- _Check your understanding_:
a - List every result the piece on blue coating says you can expect after treatment with the coating.
b - Summarize the piece on blue coating in two sentences.
c - Write the next part of the piece on blue coating, picking up after its last sentence.

- _Extract to read_:
<<<<

What you can expect after treatment with this coating is a better more regulated sleep cycle. Your brain will be on and active during the day, and you will be able to shut down during the evening. This way you will be ready for sleep when you go to bed. Fall asleep faster and get a more restful sleep. That’s the goal anyway, it’s not like programming a computer and our brains do everything we tell them to. Using this technique can help to regulate your sleep/wake cycle. If that is what is causing your sleeping issues then this can help.
If however you have other issues with falling asleep then it probably won’t do anything for you at all.
For what it is used for I think that Blue coating is a legitimate product that can really help those few people that really need it. A blanket prescription for everyone to wear all the time is unnecessary and in my opinion an irresponsible way to treat your customers. Simply giving everyone something because it may help a fraction of them isn’t a responsible practice, it’s not like we are vaccinating from blue light or anything like that. Further making patients pay for this product when they don’t have any of the issues isn’t a moral practice befitting of a health care professional. The big let down is that most of the time this is prescribed without consultation or education on what the product does or can achieve for the patient.

>>>>

Data extracted from a collection
<<<<

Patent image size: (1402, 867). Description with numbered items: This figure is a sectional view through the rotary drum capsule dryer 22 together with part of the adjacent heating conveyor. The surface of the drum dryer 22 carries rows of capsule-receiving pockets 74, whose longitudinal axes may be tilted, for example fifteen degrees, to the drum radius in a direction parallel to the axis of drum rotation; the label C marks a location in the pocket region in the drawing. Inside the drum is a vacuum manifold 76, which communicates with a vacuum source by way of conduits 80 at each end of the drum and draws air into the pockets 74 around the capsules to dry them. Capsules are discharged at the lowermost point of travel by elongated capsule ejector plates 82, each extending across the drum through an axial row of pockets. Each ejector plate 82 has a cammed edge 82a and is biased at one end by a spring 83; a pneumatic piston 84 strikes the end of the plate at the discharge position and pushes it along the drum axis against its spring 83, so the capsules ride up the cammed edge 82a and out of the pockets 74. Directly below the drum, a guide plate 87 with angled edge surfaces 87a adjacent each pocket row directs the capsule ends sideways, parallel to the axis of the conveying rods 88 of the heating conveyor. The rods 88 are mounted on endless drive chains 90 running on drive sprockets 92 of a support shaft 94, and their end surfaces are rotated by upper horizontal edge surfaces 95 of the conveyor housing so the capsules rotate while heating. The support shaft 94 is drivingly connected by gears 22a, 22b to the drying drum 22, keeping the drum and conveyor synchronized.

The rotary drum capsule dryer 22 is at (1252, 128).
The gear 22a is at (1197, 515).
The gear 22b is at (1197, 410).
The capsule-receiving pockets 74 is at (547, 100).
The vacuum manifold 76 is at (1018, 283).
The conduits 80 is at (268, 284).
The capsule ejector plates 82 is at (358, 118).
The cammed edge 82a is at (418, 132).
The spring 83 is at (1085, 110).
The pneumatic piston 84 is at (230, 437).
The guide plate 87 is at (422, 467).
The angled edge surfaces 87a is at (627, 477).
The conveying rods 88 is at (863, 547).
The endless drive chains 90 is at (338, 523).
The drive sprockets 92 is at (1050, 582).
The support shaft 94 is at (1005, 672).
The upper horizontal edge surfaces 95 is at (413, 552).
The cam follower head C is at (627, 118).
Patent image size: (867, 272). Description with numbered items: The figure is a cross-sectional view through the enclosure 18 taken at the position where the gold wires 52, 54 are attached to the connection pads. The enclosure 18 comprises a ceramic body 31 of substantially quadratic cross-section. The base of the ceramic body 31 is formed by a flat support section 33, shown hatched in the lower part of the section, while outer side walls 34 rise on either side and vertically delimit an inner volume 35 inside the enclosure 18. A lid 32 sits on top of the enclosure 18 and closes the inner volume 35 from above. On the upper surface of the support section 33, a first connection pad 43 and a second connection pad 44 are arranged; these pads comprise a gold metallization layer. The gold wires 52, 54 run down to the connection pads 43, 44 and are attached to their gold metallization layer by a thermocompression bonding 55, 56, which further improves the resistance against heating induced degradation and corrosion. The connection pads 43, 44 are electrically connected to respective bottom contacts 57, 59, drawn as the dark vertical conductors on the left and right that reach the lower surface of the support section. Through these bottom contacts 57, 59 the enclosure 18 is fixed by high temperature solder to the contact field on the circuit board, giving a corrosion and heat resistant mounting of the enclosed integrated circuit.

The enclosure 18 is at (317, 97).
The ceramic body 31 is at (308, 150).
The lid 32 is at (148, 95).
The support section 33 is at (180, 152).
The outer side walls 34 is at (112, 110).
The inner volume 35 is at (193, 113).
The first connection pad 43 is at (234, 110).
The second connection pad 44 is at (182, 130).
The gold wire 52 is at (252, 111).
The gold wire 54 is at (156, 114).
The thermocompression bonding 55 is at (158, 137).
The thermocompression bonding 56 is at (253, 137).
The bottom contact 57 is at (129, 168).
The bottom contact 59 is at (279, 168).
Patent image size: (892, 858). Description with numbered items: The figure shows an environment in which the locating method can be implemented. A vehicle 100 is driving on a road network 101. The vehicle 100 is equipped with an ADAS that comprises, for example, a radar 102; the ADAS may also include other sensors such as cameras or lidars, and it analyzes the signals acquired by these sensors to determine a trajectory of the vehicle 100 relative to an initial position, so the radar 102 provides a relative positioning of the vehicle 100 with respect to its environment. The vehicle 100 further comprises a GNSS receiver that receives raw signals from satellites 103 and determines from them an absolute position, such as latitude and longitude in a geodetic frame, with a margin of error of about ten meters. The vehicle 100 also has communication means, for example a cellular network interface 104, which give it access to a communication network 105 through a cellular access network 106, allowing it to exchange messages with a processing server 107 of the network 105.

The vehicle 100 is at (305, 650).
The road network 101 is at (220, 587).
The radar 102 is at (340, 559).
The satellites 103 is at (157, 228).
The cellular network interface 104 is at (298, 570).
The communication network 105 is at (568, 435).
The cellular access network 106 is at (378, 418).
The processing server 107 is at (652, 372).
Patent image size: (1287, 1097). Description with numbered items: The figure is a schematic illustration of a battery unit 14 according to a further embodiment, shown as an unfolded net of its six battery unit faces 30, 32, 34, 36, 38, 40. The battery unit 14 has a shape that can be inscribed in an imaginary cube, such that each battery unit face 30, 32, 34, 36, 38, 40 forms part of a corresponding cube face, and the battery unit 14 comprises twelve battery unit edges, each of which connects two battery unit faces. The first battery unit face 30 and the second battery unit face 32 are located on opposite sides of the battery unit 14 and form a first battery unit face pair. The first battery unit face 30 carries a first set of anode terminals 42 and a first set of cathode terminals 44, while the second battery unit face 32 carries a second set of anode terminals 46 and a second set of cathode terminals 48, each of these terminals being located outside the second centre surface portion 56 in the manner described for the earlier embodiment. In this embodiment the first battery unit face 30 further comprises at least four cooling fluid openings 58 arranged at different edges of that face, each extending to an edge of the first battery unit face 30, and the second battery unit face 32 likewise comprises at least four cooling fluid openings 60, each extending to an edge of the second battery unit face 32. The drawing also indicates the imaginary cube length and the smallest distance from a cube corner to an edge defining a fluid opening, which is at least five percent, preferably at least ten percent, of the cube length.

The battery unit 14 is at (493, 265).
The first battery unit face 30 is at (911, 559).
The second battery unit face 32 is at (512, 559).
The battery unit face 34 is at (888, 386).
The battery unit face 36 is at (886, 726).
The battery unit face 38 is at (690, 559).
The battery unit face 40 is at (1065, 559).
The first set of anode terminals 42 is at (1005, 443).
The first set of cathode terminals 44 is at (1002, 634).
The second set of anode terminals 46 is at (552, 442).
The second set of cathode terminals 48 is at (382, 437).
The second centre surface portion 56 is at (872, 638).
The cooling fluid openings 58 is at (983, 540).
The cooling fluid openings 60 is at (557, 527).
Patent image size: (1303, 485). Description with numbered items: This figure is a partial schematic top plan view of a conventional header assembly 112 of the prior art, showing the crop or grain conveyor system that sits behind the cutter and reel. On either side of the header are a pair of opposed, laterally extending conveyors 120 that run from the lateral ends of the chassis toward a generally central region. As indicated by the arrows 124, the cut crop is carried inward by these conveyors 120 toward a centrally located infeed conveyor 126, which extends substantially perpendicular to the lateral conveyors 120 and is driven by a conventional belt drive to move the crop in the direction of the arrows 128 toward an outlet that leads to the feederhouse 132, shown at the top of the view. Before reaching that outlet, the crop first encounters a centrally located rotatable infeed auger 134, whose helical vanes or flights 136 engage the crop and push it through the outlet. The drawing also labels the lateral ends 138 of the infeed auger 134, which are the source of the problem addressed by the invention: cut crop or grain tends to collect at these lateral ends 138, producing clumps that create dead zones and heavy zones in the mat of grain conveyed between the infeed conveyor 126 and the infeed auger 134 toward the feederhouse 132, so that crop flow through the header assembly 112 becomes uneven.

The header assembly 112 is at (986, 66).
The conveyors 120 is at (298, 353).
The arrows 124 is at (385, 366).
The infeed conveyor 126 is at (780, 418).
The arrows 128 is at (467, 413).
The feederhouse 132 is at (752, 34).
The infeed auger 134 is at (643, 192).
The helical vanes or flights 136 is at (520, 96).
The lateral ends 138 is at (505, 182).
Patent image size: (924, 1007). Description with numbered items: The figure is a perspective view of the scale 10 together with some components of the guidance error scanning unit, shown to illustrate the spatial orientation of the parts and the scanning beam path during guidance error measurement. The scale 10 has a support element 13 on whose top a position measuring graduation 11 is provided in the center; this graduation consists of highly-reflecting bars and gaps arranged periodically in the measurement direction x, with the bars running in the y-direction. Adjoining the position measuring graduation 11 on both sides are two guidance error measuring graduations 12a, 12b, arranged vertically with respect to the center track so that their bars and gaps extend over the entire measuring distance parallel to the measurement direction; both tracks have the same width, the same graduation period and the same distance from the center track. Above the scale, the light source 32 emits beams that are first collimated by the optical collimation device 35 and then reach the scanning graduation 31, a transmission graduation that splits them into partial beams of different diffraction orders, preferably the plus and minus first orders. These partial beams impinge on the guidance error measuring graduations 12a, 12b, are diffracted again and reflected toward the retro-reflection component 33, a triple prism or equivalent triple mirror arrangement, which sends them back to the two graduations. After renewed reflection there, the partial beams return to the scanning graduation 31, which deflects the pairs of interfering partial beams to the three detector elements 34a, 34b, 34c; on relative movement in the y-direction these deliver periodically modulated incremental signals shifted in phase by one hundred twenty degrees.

>>>>

- _Exercise answers_:
a -
- A better, more regulated sleep cycle
- Your brain on and active during the day
- Being able to shut down during the evening
- Being ready for sleep when you go to bed
- Falling asleep faster
- A more restful sleep

b - Blue coating can help regulate the sleep/wake cycle, so it may help people whose sleeping issues come from that cycle, but probably won't help people with other sleep problems. The writer calls it a legitimate product for the few who really need it, but considers prescribing it to everyone, charging patients who don't need it, and prescribing it without consultation or education irresponsible and not moral.

c -
After all the education I’ve researched and tried to cover here I feel I can properly prescribe this product. I think I’m quite educated in it’s purpose and how to use it, can identify the patients who can benefit from it and properly sell this product. That said, I will never prescribe, or suggest this product to a patient. I never have sold Blue AR to a patient who didn’t insist on it and I have never brought it up as a product that is available to someone who doesn’t know about it. Even given a person who fits the bill perfectly I will not bring up Blue Ar coating. The plain and simple fact that everyone overlooks is that all our devices have a blue light reduction mode built into them. Android, Windows and Apple have recognized the effects of blue light on sleep patterns and, since they want you to use their device non stop for every waking hour, they have confronted this issue. There is a “Night Shift,” or “Comfort View,” in your setting that reduces the amount of blue light. Many times you can set a timer so it comes on after hours in preparation of sleep time. It’s already there on all our devices with the exception of some older models. All of this debate on Blue AR coating is pretty much for nothing when we can direct our patient to, “Hey, turn on the filter at night, It’s right there on your phone already.” But then we couldn’t charge for that could we?